_TASK OBJECTIVE_
Pick out every line holding the string "found" and copy it.

[begin EXERCISE MATERIAL]

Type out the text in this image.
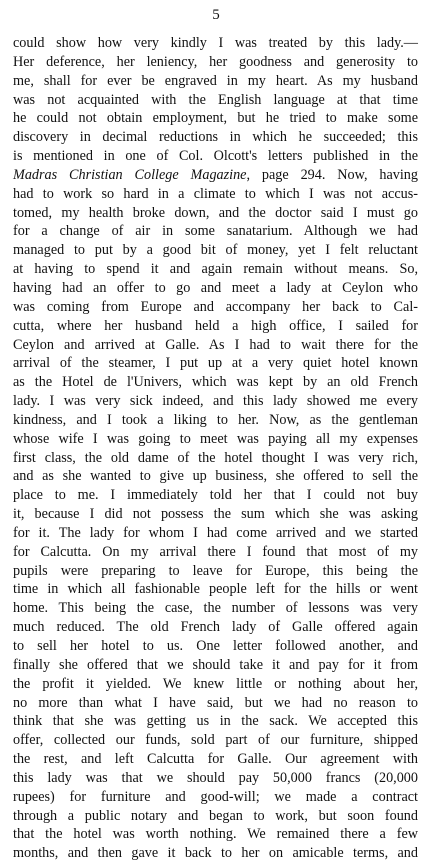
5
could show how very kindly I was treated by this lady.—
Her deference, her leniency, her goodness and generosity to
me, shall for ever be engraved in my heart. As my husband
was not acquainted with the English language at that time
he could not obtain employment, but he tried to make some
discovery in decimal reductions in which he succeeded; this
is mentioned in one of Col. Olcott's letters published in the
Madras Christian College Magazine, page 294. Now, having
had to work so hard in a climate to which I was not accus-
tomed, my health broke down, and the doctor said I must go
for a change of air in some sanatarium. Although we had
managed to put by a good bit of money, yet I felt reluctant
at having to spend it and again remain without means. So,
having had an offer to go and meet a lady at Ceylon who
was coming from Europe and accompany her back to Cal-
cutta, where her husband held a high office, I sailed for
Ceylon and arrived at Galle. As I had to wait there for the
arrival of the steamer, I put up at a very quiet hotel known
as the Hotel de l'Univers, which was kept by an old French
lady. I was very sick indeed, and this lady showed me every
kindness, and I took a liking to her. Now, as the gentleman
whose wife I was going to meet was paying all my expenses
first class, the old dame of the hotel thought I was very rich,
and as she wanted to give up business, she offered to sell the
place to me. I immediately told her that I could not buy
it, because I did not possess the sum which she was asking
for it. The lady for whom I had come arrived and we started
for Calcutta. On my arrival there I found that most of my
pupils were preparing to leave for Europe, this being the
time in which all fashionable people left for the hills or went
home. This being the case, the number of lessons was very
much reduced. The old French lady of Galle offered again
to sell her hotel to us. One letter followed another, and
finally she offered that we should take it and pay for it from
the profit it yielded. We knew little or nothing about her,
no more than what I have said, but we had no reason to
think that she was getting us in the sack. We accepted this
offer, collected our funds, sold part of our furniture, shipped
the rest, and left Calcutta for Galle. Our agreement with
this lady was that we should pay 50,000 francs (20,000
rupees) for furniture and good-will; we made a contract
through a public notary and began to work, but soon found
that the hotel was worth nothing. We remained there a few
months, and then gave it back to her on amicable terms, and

[end EXERCISE MATERIAL]

_ANSWER BELOW_
for Calcutta. On my arrival there I found that most of my
through a public notary and began to work, but soon found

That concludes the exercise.